◆ STATED PROBLEM A
Return the records from their start through the line that contains "section-divider [0,246,385,247]", inclusive, copying each line exactly.

◆ EXTRACT TO READ
__________

As I continue to explore beaten-down cyclical companies, Methanex (NASDAQ:MEOH) has caught my eye as a great company trading near 52-week lows. Methanex has seen its share price beaten up along with the broader industrial sector and it is looking like a great long-term investment valued only at a 7.7x TTM P/E and 3.6x Price to Cash Flow. As this article will explore, even though the company has cyclical swings, they have achieved impressive average ROE and ROIC of 14.7% and 9.3%, respectively, over the past decade. Methanex's 4.1% dividend should provide long-term investors some comfort as they wait for the market conditions to approve.

__________

Some records:

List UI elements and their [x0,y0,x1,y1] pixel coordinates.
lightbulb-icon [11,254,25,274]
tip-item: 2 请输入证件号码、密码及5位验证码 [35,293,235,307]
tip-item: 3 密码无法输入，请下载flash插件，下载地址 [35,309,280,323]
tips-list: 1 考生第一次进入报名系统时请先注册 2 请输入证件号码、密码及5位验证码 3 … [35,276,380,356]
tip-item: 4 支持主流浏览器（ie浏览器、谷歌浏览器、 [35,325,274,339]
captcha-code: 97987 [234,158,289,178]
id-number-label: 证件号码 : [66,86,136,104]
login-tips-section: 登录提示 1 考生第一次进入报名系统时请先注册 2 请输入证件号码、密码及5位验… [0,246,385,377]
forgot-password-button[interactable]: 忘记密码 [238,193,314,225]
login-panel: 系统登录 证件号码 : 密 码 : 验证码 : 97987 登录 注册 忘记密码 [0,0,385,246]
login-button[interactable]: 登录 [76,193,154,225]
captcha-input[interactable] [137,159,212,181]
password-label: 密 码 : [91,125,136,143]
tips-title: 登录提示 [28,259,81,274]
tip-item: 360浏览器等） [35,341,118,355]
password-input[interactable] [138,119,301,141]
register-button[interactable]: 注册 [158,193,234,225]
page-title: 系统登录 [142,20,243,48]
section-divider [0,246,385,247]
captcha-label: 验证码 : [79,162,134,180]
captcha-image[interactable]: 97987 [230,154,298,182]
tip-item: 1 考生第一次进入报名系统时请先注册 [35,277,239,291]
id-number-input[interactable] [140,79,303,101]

__________

◆ STATED PROBLEM B
Summarize the Methanex text in two sentences.

◆ WRITTEN SOLUTION A
List UI elements and their [x0,y0,x1,y1] pixel coordinates.
lightbulb-icon [11,254,25,274]
tip-item: 2 请输入证件号码、密码及5位验证码 [35,293,235,307]
tip-item: 3 密码无法输入，请下载flash插件，下载地址 [35,309,280,323]
tips-list: 1 考生第一次进入报名系统时请先注册 2 请输入证件号码、密码及5位验证码 3 … [35,276,380,356]
tip-item: 4 支持主流浏览器（ie浏览器、谷歌浏览器、 [35,325,274,339]
captcha-code: 97987 [234,158,289,178]
id-number-label: 证件号码 : [66,86,136,104]
login-tips-section: 登录提示 1 考生第一次进入报名系统时请先注册 2 请输入证件号码、密码及5位验… [0,246,385,377]
forgot-password-button[interactable]: 忘记密码 [238,193,314,225]
login-panel: 系统登录 证件号码 : 密 码 : 验证码 : 97987 登录 注册 忘记密码 [0,0,385,246]
login-button[interactable]: 登录 [76,193,154,225]
captcha-input[interactable] [137,159,212,181]
password-label: 密 码 : [91,125,136,143]
tips-title: 登录提示 [28,259,81,274]
tip-item: 360浏览器等） [35,341,118,355]
password-input[interactable] [138,119,301,141]
register-button[interactable]: 注册 [158,193,234,225]
page-title: 系统登录 [142,20,243,48]
section-divider [0,246,385,247]

◆ WRITTEN SOLUTION B
Methanex is trading near its 52-week lows after falling along with the broader industrial sector, and at a 7.7x TTM P/E and 3.6x price to cash flow it looks like a great long-term investment. Despite cyclical swings, it has achieved average ROE of 14.7% and ROIC of 9.3% over the past decade, and its 4.1% dividend should give long-term investors some comfort as they wait.